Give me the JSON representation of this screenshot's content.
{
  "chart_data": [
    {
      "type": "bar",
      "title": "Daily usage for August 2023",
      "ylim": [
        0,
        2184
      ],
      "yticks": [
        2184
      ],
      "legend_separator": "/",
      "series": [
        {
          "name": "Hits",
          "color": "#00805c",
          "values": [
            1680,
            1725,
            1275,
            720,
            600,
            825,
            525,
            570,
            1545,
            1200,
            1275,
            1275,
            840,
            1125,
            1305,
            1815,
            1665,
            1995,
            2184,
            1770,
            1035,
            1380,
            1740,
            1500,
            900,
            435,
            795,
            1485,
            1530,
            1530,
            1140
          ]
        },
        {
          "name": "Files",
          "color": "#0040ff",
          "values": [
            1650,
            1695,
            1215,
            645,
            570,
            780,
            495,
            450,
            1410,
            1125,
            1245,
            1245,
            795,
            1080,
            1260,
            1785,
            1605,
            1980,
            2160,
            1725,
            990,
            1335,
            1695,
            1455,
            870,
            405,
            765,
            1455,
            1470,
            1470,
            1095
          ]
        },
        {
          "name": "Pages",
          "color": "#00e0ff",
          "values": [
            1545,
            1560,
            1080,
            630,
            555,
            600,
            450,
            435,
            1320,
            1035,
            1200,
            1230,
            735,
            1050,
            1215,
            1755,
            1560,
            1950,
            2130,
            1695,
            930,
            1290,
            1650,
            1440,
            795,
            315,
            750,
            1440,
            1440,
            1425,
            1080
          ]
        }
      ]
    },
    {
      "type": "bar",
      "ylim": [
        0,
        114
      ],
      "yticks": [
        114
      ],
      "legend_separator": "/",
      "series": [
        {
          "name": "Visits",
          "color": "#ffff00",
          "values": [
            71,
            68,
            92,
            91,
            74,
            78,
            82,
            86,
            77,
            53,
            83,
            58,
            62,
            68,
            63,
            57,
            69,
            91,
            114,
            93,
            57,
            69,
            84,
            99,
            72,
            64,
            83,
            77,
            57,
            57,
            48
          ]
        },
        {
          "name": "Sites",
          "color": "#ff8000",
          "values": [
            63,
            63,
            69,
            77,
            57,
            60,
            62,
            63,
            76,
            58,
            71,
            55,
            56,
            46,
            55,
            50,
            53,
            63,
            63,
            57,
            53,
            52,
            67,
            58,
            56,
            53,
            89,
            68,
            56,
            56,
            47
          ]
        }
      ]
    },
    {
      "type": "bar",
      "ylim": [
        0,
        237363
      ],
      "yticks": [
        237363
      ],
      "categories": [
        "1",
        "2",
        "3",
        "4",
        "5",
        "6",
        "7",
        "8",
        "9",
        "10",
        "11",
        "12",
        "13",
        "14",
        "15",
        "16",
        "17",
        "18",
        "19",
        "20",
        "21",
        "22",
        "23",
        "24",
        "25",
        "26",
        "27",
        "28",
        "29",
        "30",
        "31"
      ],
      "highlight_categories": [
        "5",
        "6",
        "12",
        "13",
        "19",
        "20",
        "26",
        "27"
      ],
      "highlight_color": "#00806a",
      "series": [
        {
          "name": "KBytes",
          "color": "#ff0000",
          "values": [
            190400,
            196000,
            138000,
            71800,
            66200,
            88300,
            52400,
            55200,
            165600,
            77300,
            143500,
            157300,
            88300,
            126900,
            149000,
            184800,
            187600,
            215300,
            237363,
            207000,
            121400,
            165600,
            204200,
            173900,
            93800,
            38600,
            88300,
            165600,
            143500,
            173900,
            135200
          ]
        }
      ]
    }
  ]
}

[Your instructions] Repeat the preceding lines exactly, please, every one of them.

[The reply]
Give me the JSON representation of this screenshot's content.
{
  "chart_data": [
    {
      "type": "bar",
      "title": "Daily usage for August 2023",
      "ylim": [
        0,
        2184
      ],
      "yticks": [
        2184
      ],
      "legend_separator": "/",
      "series": [
        {
          "name": "Hits",
          "color": "#00805c",
          "values": [
            1680,
            1725,
            1275,
            720,
            600,
            825,
            525,
            570,
            1545,
            1200,
            1275,
            1275,
            840,
            1125,
            1305,
            1815,
            1665,
            1995,
            2184,
            1770,
            1035,
            1380,
            1740,
            1500,
            900,
            435,
            795,
            1485,
            1530,
            1530,
            1140
          ]
        },
        {
          "name": "Files",
          "color": "#0040ff",
          "values": [
            1650,
            1695,
            1215,
            645,
            570,
            780,
            495,
            450,
            1410,
            1125,
            1245,
            1245,
            795,
            1080,
            1260,
            1785,
            1605,
            1980,
            2160,
            1725,
            990,
            1335,
            1695,
            1455,
            870,
            405,
            765,
            1455,
            1470,
            1470,
            1095
          ]
        },
        {
          "name": "Pages",
          "color": "#00e0ff",
          "values": [
            1545,
            1560,
            1080,
            630,
            555,
            600,
            450,
            435,
            1320,
            1035,
            1200,
            1230,
            735,
            1050,
            1215,
            1755,
            1560,
            1950,
            2130,
            1695,
            930,
            1290,
            1650,
            1440,
            795,
            315,
            750,
            1440,
            1440,
            1425,
            1080
          ]
        }
      ]
    },
    {
      "type": "bar",
      "ylim": [
        0,
        114
      ],
      "yticks": [
        114
      ],
      "legend_separator": "/",
      "series": [
        {
          "name": "Visits",
          "color": "#ffff00",
          "values": [
            71,
            68,
            92,
            91,
            74,
            78,
            82,
            86,
            77,
            53,
            83,
            58,
            62,
            68,
            63,
            57,
            69,
            91,
            114,
            93,
            57,
            69,
            84,
            99,
            72,
            64,
            83,
            77,
            57,
            57,
            48
          ]
        },
        {
          "name": "Sites",
          "color": "#ff8000",
          "values": [
            63,
            63,
            69,
            77,
            57,
            60,
            62,
            63,
            76,
            58,
            71,
            55,
            56,
            46,
            55,
            50,
            53,
            63,
            63,
            57,
            53,
            52,
            67,
            58,
            56,
            53,
            89,
            68,
            56,
            56,
            47
          ]
        }
      ]
    },
    {
      "type": "bar",
      "ylim": [
        0,
        237363
      ],
      "yticks": [
        237363
      ],
      "categories": [
        "1",
        "2",
        "3",
        "4",
        "5",
        "6",
        "7",
        "8",
        "9",
        "10",
        "11",
        "12",
        "13",
        "14",
        "15",
        "16",
        "17",
        "18",
        "19",
        "20",
        "21",
        "22",
        "23",
        "24",
        "25",
        "26",
        "27",
        "28",
        "29",
        "30",
        "31"
      ],
      "highlight_categories": [
        "5",
        "6",
        "12",
        "13",
        "19",
        "20",
        "26",
        "27"
      ],
      "highlight_color": "#00806a",
      "series": [
        {
          "name": "KBytes",
          "color": "#ff0000",
          "values": [
            190400,
            196000,
            138000,
            71800,
            66200,
            88300,
            52400,
            55200,
            165600,
            77300,
            143500,
            157300,
            88300,
            126900,
            149000,
            184800,
            187600,
            215300,
            237363,
            207000,
            121400,
            165600,
            204200,
            173900,
            93800,
            38600,
            88300,
            165600,
            143500,
            173900,
            135200
          ]
        }
      ]
    }
  ]
}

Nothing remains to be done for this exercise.